Working data:

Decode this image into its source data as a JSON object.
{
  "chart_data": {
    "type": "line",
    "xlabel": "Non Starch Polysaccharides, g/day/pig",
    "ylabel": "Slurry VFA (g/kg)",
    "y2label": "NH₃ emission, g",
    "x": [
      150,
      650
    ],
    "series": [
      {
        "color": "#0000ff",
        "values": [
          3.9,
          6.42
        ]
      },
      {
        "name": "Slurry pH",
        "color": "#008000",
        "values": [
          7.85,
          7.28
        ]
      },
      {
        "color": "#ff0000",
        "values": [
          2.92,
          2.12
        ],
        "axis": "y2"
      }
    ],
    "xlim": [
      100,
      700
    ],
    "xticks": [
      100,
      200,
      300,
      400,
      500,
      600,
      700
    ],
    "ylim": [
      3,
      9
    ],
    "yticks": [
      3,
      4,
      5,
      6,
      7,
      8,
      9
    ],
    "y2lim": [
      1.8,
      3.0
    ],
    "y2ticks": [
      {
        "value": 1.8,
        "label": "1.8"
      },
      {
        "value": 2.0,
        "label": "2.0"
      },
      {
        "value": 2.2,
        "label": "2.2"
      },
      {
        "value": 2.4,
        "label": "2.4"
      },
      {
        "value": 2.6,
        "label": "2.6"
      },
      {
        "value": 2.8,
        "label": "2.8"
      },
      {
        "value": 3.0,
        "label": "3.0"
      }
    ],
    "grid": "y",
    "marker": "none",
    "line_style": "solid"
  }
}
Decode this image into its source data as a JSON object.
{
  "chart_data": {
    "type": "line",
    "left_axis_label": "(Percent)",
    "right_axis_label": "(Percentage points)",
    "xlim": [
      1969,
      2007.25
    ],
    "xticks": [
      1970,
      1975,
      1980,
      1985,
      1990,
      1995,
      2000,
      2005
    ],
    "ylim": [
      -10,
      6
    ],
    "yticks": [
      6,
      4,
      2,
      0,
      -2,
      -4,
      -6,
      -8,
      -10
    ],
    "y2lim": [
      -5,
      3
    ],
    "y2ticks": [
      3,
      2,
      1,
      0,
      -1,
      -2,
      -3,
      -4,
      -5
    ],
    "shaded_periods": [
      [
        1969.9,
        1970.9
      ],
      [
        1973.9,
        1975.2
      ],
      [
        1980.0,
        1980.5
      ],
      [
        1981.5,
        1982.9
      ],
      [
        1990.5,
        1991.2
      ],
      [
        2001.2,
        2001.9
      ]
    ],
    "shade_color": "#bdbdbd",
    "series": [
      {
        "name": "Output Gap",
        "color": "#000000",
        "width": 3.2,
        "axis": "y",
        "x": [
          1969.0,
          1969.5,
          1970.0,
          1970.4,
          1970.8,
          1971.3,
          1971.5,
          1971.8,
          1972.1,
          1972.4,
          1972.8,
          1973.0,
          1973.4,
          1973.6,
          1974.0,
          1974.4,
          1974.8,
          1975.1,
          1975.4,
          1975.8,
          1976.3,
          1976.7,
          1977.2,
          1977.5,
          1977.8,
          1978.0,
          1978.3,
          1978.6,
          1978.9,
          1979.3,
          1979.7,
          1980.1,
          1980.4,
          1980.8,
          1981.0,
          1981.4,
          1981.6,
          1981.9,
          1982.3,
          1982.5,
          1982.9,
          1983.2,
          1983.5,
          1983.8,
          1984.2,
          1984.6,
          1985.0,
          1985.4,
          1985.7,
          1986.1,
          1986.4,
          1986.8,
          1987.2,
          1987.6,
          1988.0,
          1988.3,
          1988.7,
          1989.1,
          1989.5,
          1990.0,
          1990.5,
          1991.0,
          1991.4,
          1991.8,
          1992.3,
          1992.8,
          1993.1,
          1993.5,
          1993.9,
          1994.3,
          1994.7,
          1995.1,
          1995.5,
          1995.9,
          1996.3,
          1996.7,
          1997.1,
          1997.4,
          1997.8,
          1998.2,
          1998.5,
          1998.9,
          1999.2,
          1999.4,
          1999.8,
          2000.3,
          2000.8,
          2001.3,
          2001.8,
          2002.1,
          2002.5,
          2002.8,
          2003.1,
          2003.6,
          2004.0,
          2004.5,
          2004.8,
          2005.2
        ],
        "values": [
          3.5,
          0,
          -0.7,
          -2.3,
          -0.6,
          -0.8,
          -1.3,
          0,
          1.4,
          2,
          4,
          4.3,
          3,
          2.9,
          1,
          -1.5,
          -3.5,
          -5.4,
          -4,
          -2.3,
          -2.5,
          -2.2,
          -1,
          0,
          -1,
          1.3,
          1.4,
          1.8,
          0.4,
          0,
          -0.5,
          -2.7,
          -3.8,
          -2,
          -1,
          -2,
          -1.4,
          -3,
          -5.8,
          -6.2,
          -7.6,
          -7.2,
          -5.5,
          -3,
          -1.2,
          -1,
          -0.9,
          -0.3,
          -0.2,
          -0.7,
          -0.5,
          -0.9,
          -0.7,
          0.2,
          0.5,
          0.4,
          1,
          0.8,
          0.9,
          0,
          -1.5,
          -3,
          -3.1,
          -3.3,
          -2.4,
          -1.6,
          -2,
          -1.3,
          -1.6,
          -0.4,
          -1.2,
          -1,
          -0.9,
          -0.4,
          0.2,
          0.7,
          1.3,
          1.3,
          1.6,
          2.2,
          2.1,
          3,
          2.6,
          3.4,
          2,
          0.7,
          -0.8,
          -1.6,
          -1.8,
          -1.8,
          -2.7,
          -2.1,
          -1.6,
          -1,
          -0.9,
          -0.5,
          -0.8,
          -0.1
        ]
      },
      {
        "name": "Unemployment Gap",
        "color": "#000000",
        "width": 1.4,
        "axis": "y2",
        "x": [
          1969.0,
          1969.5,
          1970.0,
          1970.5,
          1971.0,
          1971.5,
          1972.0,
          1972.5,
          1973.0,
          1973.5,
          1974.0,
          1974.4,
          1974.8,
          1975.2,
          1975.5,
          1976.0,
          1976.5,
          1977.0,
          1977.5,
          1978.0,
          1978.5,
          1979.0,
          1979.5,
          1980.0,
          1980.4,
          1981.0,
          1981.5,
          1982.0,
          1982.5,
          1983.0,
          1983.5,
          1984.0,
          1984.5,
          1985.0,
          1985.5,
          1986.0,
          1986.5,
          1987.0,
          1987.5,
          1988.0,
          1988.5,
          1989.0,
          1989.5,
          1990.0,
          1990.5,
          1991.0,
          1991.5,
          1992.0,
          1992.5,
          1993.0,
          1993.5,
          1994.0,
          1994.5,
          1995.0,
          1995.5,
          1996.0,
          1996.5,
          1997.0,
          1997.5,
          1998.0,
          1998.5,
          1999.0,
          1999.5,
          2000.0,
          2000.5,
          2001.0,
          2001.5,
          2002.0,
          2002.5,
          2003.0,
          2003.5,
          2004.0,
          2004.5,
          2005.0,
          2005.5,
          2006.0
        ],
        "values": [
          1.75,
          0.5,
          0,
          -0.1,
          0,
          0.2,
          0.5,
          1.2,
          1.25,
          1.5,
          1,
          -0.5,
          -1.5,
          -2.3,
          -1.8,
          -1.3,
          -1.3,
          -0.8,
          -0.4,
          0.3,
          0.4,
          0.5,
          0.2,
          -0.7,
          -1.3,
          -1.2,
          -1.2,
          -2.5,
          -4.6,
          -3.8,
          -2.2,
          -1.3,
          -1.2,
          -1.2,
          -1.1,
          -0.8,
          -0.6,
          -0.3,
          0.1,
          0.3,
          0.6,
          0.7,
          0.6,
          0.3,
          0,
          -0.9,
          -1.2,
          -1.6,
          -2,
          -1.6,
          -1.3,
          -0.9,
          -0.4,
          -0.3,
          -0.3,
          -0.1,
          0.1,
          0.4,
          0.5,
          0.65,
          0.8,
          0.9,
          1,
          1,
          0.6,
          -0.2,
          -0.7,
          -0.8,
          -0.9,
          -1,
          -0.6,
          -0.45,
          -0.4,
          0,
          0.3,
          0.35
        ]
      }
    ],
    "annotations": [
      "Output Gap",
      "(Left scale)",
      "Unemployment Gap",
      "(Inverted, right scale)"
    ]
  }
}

Problem details: Search the entries for the word "Unemployment", then gather every line that has it.

Full response:
        "name": "Unemployment Gap",
      "Unemployment Gap",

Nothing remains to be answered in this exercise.